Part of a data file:
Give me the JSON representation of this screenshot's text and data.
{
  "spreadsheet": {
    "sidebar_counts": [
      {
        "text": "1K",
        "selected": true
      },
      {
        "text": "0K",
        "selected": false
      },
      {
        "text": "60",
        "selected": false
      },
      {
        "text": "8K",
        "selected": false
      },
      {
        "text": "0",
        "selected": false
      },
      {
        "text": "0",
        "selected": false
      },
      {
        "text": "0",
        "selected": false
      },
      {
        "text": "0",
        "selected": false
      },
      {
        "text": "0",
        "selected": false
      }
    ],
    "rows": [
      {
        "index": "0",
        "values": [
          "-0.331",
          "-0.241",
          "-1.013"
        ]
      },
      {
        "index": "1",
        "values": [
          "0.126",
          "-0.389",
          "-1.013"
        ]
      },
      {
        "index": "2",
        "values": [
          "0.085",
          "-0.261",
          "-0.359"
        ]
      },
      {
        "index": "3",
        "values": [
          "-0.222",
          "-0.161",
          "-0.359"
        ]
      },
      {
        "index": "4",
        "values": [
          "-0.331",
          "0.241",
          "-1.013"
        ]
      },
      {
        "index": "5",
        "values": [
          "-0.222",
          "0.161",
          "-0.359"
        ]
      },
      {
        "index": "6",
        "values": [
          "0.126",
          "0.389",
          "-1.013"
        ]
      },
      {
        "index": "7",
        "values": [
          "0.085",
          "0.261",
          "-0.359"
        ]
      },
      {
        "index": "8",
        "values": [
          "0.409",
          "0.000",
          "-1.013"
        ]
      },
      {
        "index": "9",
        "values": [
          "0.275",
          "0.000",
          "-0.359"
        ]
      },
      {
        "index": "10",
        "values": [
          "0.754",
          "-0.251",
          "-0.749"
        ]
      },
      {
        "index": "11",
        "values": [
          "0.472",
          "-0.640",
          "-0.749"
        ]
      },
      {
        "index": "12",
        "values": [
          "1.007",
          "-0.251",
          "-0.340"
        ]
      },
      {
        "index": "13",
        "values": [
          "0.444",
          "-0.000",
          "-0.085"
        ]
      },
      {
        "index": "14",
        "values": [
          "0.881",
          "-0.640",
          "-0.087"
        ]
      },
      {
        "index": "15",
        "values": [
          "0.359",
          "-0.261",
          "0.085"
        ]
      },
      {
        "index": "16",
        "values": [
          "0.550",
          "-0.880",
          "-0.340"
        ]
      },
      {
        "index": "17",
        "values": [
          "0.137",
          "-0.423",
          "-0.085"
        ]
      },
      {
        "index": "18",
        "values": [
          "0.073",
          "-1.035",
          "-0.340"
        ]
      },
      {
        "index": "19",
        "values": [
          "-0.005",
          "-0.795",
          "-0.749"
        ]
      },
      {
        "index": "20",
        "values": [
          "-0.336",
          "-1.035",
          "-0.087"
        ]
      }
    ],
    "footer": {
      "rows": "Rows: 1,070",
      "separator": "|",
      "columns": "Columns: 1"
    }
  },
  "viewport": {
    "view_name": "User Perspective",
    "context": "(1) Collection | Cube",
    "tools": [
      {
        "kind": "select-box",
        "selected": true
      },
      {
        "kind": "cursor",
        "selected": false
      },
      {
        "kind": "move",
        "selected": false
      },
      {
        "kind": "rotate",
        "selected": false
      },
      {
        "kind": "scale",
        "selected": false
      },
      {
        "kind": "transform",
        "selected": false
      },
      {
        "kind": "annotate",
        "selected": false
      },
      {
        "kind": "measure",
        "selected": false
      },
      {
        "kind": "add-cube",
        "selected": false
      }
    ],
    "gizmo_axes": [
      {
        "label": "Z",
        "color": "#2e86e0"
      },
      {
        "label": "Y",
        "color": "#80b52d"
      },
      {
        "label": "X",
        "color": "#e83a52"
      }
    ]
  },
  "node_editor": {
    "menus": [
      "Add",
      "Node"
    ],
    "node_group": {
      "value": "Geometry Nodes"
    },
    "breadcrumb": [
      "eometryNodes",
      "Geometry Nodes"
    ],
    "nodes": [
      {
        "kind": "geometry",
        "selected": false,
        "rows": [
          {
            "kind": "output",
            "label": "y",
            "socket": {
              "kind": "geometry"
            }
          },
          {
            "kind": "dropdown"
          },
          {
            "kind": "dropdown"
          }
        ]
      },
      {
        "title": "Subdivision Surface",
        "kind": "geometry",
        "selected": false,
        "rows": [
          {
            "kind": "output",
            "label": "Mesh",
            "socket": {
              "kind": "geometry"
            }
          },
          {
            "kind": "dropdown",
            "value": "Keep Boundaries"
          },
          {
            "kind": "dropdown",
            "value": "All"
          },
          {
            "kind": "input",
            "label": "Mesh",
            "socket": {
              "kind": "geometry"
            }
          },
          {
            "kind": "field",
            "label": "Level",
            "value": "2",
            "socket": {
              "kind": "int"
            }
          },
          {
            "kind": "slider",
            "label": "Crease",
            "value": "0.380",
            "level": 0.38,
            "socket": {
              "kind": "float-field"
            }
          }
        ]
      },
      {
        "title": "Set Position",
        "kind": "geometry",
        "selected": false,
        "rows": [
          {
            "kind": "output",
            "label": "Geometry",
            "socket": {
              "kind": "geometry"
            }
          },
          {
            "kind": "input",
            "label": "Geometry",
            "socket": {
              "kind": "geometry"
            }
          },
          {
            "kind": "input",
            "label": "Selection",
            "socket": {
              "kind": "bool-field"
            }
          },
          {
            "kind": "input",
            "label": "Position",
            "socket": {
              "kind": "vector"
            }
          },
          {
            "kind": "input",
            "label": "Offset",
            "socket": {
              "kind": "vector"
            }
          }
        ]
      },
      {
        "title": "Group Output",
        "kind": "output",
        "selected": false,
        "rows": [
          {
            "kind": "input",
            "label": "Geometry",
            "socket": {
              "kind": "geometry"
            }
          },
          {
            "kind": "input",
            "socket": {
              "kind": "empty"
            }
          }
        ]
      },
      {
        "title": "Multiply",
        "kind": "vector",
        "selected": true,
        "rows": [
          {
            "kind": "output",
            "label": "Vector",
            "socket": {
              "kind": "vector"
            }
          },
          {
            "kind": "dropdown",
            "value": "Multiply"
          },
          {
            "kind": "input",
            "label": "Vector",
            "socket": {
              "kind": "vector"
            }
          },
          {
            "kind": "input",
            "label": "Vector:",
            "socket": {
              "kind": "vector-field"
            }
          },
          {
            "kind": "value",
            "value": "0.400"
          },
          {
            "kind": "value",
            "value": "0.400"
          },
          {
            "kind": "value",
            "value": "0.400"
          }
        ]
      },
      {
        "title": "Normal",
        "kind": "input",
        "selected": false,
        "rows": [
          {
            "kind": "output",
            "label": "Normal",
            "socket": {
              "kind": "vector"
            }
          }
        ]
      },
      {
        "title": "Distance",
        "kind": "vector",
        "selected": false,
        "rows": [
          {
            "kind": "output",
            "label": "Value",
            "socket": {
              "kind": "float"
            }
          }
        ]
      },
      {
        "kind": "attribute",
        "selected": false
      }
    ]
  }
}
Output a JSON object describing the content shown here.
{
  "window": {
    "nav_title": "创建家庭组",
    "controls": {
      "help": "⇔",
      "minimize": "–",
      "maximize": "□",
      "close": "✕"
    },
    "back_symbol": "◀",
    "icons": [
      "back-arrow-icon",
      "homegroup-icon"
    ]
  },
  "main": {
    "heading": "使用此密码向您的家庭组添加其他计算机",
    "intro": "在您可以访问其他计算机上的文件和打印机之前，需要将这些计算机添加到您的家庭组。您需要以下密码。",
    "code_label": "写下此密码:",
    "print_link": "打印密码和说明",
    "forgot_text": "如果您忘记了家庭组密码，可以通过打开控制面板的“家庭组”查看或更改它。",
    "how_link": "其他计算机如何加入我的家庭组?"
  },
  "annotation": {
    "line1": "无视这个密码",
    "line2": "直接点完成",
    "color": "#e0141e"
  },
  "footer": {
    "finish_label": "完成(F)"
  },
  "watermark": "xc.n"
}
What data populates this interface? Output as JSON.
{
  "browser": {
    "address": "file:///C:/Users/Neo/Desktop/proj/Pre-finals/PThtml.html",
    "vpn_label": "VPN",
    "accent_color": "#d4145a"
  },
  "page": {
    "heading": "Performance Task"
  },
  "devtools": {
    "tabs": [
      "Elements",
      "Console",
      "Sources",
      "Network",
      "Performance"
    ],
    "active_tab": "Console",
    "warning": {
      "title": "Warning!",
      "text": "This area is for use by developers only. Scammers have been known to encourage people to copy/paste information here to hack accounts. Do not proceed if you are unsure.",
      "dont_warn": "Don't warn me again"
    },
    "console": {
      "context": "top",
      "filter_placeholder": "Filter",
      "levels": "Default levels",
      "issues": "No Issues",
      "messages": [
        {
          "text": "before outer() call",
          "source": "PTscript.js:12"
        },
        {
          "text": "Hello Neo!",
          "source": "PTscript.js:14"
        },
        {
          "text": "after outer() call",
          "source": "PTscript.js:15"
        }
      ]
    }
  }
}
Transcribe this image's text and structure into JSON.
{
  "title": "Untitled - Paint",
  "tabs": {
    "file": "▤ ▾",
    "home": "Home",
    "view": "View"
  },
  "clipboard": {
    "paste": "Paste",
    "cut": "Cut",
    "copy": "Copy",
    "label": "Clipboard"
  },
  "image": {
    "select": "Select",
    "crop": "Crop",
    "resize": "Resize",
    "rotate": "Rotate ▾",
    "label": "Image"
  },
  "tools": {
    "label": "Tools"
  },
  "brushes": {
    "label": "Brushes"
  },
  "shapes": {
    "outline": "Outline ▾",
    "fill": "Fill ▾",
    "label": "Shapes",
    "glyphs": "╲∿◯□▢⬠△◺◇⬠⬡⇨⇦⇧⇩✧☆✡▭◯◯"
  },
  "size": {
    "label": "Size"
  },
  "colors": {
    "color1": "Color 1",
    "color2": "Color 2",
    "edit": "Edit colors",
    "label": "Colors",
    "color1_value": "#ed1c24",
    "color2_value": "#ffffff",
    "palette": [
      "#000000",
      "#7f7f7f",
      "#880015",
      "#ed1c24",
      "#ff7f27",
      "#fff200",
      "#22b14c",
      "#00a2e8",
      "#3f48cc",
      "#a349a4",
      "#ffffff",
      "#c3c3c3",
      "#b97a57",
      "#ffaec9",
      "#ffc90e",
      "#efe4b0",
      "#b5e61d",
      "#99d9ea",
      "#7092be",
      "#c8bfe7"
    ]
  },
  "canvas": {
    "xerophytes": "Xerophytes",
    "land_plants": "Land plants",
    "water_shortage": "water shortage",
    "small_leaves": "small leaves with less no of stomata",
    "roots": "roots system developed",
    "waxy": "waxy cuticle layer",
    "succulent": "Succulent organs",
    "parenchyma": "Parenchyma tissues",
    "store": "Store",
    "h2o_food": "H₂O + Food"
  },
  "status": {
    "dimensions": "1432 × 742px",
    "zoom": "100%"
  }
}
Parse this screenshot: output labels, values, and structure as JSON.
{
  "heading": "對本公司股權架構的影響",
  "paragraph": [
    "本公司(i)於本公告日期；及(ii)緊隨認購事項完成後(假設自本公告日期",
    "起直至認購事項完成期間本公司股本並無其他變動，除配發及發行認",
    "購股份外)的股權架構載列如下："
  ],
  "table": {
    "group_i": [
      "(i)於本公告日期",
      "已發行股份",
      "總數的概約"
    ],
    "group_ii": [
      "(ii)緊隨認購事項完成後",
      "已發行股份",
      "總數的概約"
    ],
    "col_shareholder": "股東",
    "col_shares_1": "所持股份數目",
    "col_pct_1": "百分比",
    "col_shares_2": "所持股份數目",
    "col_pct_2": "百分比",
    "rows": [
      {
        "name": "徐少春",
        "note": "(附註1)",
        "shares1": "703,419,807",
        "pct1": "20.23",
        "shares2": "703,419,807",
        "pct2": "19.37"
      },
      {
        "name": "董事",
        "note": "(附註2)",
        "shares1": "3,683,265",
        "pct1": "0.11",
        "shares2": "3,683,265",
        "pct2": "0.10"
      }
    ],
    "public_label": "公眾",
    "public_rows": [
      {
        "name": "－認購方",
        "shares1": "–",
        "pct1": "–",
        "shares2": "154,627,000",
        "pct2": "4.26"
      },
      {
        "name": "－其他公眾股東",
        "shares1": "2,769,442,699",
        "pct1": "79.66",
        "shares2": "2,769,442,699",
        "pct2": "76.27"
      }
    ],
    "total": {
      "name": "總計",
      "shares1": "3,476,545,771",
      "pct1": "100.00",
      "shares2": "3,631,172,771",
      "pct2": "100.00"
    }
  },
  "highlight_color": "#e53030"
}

What the exercise asks: Give the lines from the one containing "Parse this screenshot: output" through the end of the entries again, exactly as written and with no other lines.

Answer in full:
Parse this screenshot: output labels, values, and structure as JSON.
{
  "heading": "對本公司股權架構的影響",
  "paragraph": [
    "本公司(i)於本公告日期；及(ii)緊隨認購事項完成後(假設自本公告日期",
    "起直至認購事項完成期間本公司股本並無其他變動，除配發及發行認",
    "購股份外)的股權架構載列如下："
  ],
  "table": {
    "group_i": [
      "(i)於本公告日期",
      "已發行股份",
      "總數的概約"
    ],
    "group_ii": [
      "(ii)緊隨認購事項完成後",
      "已發行股份",
      "總數的概約"
    ],
    "col_shareholder": "股東",
    "col_shares_1": "所持股份數目",
    "col_pct_1": "百分比",
    "col_shares_2": "所持股份數目",
    "col_pct_2": "百分比",
    "rows": [
      {
        "name": "徐少春",
        "note": "(附註1)",
        "shares1": "703,419,807",
        "pct1": "20.23",
        "shares2": "703,419,807",
        "pct2": "19.37"
      },
      {
        "name": "董事",
        "note": "(附註2)",
        "shares1": "3,683,265",
        "pct1": "0.11",
        "shares2": "3,683,265",
        "pct2": "0.10"
      }
    ],
    "public_label": "公眾",
    "public_rows": [
      {
        "name": "－認購方",
        "shares1": "–",
        "pct1": "–",
        "shares2": "154,627,000",
        "pct2": "4.26"
      },
      {
        "name": "－其他公眾股東",
        "shares1": "2,769,442,699",
        "pct1": "79.66",
        "shares2": "2,769,442,699",
        "pct2": "76.27"
      }
    ],
    "total": {
      "name": "總計",
      "shares1": "3,476,545,771",
      "pct1": "100.00",
      "shares2": "3,631,172,771",
      "pct2": "100.00"
    }
  },
  "highlight_color": "#e53030"
}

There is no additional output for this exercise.